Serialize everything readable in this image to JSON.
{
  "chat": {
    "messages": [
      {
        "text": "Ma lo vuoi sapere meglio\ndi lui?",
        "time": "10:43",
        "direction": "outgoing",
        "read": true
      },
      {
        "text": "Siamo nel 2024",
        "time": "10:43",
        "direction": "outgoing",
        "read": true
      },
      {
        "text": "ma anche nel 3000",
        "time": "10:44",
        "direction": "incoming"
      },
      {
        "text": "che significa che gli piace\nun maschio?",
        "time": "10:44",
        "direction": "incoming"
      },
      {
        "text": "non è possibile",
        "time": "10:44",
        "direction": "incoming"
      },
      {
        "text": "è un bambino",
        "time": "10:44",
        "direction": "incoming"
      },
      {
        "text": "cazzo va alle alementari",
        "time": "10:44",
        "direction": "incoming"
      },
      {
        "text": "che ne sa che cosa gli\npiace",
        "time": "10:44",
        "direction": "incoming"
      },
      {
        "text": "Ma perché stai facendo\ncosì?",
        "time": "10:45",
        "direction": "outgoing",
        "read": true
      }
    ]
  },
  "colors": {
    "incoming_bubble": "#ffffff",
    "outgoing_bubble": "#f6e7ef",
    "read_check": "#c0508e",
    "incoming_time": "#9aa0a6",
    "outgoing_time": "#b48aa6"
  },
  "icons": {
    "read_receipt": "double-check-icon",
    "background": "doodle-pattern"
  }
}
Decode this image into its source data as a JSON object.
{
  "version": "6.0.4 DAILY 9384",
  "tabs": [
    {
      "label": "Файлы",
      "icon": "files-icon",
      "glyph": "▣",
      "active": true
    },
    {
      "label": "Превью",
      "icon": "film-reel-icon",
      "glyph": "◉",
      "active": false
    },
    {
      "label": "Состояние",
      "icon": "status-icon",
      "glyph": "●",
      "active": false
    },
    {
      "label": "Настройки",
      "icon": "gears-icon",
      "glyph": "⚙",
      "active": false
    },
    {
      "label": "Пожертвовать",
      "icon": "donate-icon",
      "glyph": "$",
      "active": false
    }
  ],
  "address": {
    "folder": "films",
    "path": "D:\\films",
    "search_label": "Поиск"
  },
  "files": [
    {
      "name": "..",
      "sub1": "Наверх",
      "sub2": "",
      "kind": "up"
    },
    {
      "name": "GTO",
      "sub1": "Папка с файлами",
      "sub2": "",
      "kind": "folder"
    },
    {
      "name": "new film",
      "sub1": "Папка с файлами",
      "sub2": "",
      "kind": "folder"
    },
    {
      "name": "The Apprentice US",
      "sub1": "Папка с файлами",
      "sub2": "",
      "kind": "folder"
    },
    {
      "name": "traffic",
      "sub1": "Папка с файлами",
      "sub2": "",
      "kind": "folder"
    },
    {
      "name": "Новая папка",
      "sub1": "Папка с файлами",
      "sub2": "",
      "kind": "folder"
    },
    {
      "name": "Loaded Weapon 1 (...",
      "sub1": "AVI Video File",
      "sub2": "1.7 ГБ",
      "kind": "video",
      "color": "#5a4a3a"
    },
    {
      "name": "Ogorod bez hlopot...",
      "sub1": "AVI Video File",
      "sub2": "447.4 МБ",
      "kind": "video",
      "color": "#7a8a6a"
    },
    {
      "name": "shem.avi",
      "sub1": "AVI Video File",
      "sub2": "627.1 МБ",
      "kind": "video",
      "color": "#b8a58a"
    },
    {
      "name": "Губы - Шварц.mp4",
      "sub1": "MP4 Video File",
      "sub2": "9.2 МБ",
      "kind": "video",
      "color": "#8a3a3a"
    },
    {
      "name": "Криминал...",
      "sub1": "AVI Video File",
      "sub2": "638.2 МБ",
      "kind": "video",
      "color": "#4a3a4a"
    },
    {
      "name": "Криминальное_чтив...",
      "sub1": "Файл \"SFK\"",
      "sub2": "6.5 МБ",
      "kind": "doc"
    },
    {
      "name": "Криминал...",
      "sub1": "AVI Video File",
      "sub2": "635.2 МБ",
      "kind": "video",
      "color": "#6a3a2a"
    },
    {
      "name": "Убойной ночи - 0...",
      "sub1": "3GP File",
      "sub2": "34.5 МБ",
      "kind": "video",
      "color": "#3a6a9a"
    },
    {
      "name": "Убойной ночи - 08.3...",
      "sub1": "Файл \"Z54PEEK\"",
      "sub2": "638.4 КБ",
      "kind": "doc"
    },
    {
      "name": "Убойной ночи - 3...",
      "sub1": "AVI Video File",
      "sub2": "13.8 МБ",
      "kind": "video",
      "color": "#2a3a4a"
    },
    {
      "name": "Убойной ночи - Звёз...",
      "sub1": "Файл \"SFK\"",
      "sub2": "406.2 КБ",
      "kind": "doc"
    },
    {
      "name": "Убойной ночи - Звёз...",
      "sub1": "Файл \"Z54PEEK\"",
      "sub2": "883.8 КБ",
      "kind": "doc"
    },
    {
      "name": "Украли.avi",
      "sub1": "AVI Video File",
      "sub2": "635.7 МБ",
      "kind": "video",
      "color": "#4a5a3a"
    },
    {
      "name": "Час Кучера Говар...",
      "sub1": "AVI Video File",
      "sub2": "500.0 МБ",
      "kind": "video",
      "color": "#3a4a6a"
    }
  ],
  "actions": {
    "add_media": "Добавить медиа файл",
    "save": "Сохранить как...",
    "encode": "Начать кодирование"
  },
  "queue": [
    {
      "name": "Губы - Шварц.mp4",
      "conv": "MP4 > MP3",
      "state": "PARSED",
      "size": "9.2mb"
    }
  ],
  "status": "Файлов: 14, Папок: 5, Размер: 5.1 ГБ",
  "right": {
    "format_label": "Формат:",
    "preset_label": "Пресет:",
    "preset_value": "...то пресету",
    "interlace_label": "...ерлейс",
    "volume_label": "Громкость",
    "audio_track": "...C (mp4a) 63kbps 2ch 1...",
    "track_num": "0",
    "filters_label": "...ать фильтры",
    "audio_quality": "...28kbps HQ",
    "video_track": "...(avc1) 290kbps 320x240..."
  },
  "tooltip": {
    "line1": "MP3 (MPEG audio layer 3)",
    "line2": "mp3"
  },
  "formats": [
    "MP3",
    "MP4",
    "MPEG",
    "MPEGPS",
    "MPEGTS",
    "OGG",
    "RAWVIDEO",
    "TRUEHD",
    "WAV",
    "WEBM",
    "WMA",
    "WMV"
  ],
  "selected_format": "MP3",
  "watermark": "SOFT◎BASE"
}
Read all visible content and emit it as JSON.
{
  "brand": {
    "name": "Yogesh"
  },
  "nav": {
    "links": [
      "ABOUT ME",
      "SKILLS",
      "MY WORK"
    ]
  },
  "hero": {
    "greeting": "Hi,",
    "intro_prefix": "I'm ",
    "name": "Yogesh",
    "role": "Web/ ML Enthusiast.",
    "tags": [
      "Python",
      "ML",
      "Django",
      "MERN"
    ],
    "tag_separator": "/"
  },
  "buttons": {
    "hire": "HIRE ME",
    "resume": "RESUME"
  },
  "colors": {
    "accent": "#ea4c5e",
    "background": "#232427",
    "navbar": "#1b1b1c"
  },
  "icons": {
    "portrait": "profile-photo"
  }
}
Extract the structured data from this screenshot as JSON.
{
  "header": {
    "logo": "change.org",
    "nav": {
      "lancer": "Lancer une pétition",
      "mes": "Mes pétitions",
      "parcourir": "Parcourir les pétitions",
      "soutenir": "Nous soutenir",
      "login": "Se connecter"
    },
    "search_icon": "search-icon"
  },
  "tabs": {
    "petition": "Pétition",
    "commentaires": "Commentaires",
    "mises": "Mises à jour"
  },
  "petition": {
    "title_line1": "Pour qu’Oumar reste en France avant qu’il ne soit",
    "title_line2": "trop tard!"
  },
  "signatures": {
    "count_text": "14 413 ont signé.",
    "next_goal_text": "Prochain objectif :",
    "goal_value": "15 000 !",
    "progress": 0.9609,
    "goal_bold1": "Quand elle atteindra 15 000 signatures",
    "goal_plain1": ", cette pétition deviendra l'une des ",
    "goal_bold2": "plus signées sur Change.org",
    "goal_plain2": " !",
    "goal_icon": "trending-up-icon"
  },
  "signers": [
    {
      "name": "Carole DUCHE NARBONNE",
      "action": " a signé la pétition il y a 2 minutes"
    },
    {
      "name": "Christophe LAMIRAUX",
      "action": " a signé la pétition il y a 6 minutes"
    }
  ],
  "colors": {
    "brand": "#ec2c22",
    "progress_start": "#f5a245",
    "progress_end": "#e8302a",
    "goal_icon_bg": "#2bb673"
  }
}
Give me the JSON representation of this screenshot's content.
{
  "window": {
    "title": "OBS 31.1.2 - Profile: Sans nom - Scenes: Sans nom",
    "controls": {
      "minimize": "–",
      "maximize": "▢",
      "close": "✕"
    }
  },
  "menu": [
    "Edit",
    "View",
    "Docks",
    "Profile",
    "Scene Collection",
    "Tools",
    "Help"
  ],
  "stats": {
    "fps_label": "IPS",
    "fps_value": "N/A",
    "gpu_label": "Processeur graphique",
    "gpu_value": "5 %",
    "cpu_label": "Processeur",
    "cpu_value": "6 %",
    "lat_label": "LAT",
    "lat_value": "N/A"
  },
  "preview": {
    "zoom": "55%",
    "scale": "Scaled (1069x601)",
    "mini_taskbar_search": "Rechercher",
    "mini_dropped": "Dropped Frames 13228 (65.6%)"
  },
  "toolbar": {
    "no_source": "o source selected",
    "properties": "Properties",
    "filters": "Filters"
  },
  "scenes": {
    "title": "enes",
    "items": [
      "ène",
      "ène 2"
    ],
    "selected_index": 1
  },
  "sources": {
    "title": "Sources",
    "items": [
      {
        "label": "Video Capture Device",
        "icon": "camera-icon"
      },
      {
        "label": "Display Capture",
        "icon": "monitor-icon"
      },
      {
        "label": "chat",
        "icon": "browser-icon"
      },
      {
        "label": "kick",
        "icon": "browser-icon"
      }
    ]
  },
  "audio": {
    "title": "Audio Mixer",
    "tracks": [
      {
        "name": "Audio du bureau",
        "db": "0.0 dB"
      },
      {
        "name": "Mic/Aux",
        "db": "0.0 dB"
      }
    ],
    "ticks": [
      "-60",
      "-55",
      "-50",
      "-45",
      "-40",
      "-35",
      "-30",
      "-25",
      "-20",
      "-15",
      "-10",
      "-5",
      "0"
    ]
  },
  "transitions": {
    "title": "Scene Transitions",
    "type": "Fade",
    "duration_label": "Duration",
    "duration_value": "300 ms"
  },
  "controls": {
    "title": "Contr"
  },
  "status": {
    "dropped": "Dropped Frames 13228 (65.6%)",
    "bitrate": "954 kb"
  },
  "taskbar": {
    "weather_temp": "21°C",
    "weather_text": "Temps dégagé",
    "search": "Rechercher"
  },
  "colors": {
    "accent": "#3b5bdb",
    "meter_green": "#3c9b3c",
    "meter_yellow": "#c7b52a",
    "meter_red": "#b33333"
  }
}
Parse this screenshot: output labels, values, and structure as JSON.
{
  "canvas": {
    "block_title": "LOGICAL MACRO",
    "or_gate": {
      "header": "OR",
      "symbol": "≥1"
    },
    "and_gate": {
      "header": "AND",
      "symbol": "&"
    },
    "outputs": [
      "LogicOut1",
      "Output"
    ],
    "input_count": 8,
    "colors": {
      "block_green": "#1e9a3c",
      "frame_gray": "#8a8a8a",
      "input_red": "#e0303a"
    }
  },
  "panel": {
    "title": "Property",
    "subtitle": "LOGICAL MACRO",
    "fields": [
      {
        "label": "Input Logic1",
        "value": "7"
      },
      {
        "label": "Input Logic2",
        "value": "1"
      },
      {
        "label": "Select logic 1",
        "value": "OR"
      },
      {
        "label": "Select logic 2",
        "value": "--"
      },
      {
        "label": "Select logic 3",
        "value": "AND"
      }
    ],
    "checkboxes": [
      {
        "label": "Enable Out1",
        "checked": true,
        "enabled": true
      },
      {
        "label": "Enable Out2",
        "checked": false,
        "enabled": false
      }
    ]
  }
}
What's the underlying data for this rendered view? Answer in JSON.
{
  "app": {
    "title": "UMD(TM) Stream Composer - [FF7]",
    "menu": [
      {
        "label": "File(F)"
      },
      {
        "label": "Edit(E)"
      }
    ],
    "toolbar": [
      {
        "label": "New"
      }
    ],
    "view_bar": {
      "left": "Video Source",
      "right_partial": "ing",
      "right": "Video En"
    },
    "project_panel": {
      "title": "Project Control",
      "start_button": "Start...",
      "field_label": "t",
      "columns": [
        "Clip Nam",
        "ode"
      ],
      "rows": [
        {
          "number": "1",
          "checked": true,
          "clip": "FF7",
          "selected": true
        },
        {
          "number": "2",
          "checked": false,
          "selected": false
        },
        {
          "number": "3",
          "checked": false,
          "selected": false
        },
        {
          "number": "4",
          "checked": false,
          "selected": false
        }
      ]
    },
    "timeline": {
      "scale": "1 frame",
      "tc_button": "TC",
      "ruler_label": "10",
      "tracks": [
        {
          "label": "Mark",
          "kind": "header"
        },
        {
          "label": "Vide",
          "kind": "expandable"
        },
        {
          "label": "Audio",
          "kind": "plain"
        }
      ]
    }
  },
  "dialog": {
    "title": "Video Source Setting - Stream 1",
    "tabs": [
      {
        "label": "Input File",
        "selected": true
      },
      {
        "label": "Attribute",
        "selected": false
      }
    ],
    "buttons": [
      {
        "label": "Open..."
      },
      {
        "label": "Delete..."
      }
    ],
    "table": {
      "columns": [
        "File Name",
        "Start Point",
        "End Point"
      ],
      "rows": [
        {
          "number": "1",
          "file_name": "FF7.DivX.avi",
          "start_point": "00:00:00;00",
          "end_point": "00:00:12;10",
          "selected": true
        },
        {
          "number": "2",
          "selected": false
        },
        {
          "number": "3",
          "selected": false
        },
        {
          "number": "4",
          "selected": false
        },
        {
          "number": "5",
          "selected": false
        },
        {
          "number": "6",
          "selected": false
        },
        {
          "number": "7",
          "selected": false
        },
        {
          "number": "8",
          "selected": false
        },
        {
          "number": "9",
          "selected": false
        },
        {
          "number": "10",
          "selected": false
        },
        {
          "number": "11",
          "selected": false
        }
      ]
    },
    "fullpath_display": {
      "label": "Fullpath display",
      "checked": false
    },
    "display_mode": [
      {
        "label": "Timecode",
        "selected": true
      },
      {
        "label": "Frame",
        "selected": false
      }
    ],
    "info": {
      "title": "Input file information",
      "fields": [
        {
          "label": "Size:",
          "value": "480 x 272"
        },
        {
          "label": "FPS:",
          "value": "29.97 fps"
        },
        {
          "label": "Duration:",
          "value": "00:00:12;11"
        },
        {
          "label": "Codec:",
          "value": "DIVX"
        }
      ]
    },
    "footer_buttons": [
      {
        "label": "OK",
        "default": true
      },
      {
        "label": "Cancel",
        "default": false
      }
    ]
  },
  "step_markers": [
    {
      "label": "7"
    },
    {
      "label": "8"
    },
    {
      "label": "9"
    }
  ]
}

- - - -

STATED PROBLEM: Check each line of the data above for the word "Stream", then state how many lines have it. Give the number alone.

RESPONSE TO THE EXERCISE: 2